Goal of the exercise => Write out the data below in full. Keep it exact.

Data entries for graphics:

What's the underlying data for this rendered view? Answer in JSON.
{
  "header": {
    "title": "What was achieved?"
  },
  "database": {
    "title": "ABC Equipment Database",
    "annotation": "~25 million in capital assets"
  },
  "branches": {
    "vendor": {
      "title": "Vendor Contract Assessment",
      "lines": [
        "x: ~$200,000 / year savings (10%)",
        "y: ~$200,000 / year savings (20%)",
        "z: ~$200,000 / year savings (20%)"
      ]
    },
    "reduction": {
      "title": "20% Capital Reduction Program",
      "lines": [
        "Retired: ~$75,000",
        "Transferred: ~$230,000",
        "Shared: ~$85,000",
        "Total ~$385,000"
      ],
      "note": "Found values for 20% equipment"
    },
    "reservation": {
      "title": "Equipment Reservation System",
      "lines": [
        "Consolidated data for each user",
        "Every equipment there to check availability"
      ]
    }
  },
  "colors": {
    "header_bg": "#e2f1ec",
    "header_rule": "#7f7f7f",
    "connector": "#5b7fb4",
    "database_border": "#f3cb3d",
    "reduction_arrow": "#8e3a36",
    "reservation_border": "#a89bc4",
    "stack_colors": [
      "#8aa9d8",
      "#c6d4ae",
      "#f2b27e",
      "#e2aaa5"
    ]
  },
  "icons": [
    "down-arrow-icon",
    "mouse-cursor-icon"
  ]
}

Result =>
What's the underlying data for this rendered view? Answer in JSON.
{
  "header": {
    "title": "What was achieved?"
  },
  "database": {
    "title": "ABC Equipment Database",
    "annotation": "~25 million in capital assets"
  },
  "branches": {
    "vendor": {
      "title": "Vendor Contract Assessment",
      "lines": [
        "x: ~$200,000 / year savings (10%)",
        "y: ~$200,000 / year savings (20%)",
        "z: ~$200,000 / year savings (20%)"
      ]
    },
    "reduction": {
      "title": "20% Capital Reduction Program",
      "lines": [
        "Retired: ~$75,000",
        "Transferred: ~$230,000",
        "Shared: ~$85,000",
        "Total ~$385,000"
      ],
      "note": "Found values for 20% equipment"
    },
    "reservation": {
      "title": "Equipment Reservation System",
      "lines": [
        "Consolidated data for each user",
        "Every equipment there to check availability"
      ]
    }
  },
  "colors": {
    "header_bg": "#e2f1ec",
    "header_rule": "#7f7f7f",
    "connector": "#5b7fb4",
    "database_border": "#f3cb3d",
    "reduction_arrow": "#8e3a36",
    "reservation_border": "#a89bc4",
    "stack_colors": [
      "#8aa9d8",
      "#c6d4ae",
      "#f2b27e",
      "#e2aaa5"
    ]
  },
  "icons": [
    "down-arrow-icon",
    "mouse-cursor-icon"
  ]
}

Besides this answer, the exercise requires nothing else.